• Directions for this task:
Take all the material and copy it exactly.
'''
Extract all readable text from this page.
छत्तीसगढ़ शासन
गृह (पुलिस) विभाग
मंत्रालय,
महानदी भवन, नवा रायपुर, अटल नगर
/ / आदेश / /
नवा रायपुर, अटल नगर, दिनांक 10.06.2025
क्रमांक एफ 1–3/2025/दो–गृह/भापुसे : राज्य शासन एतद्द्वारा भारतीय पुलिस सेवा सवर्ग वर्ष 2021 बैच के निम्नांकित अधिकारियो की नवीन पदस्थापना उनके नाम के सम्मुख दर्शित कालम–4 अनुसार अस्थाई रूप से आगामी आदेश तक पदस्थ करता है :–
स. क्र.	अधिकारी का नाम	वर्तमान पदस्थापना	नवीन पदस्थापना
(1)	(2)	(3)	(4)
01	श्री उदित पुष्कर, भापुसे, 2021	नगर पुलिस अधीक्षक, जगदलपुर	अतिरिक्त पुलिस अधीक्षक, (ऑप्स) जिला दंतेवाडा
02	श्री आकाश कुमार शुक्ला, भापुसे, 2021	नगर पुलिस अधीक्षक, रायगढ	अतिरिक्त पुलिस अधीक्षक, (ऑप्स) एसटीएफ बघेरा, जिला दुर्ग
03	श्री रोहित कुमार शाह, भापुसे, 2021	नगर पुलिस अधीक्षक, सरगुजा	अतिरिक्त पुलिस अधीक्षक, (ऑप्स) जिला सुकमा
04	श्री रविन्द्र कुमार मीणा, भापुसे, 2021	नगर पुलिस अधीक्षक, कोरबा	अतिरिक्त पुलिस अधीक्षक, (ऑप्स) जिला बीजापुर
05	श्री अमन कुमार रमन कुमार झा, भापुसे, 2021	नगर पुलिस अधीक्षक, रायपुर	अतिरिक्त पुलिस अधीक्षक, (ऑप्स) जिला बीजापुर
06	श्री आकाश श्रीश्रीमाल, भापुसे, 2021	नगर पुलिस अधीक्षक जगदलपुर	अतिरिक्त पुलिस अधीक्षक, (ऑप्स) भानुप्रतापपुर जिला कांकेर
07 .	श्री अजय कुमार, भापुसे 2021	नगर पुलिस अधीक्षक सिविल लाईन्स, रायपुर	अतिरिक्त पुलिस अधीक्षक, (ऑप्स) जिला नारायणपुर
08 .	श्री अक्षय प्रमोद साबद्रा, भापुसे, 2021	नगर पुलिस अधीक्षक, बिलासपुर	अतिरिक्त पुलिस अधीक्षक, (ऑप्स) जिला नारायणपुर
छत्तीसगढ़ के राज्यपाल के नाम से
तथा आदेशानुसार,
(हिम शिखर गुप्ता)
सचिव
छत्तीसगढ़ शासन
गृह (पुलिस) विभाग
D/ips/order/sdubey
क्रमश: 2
'''
• Result:
Extract all readable text from this page.
छत्तीसगढ़ शासन
गृह (पुलिस) विभाग
मंत्रालय,
महानदी भवन, नवा रायपुर, अटल नगर
/ / आदेश / /
नवा रायपुर, अटल नगर, दिनांक 10.06.2025
क्रमांक एफ 1–3/2025/दो–गृह/भापुसे : राज्य शासन एतद्द्वारा भारतीय पुलिस सेवा सवर्ग वर्ष 2021 बैच के निम्नांकित अधिकारियो की नवीन पदस्थापना उनके नाम के सम्मुख दर्शित कालम–4 अनुसार अस्थाई रूप से आगामी आदेश तक पदस्थ करता है :–
स. क्र.	अधिकारी का नाम	वर्तमान पदस्थापना	नवीन पदस्थापना
(1)	(2)	(3)	(4)
01	श्री उदित पुष्कर, भापुसे, 2021	नगर पुलिस अधीक्षक, जगदलपुर	अतिरिक्त पुलिस अधीक्षक, (ऑप्स) जिला दंतेवाडा
02	श्री आकाश कुमार शुक्ला, भापुसे, 2021	नगर पुलिस अधीक्षक, रायगढ	अतिरिक्त पुलिस अधीक्षक, (ऑप्स) एसटीएफ बघेरा, जिला दुर्ग
03	श्री रोहित कुमार शाह, भापुसे, 2021	नगर पुलिस अधीक्षक, सरगुजा	अतिरिक्त पुलिस अधीक्षक, (ऑप्स) जिला सुकमा
04	श्री रविन्द्र कुमार मीणा, भापुसे, 2021	नगर पुलिस अधीक्षक, कोरबा	अतिरिक्त पुलिस अधीक्षक, (ऑप्स) जिला बीजापुर
05	श्री अमन कुमार रमन कुमार झा, भापुसे, 2021	नगर पुलिस अधीक्षक, रायपुर	अतिरिक्त पुलिस अधीक्षक, (ऑप्स) जिला बीजापुर
06	श्री आकाश श्रीश्रीमाल, भापुसे, 2021	नगर पुलिस अधीक्षक जगदलपुर	अतिरिक्त पुलिस अधीक्षक, (ऑप्स) भानुप्रतापपुर जिला कांकेर
07 .	श्री अजय कुमार, भापुसे 2021	नगर पुलिस अधीक्षक सिविल लाईन्स, रायपुर	अतिरिक्त पुलिस अधीक्षक, (ऑप्स) जिला नारायणपुर
08 .	श्री अक्षय प्रमोद साबद्रा, भापुसे, 2021	नगर पुलिस अधीक्षक, बिलासपुर	अतिरिक्त पुलिस अधीक्षक, (ऑप्स) जिला नारायणपुर
छत्तीसगढ़ के राज्यपाल के नाम से
तथा आदेशानुसार,
(हिम शिखर गुप्ता)
सचिव
छत्तीसगढ़ शासन
गृह (पुलिस) विभाग
D/ips/order/sdubey
क्रमश: 2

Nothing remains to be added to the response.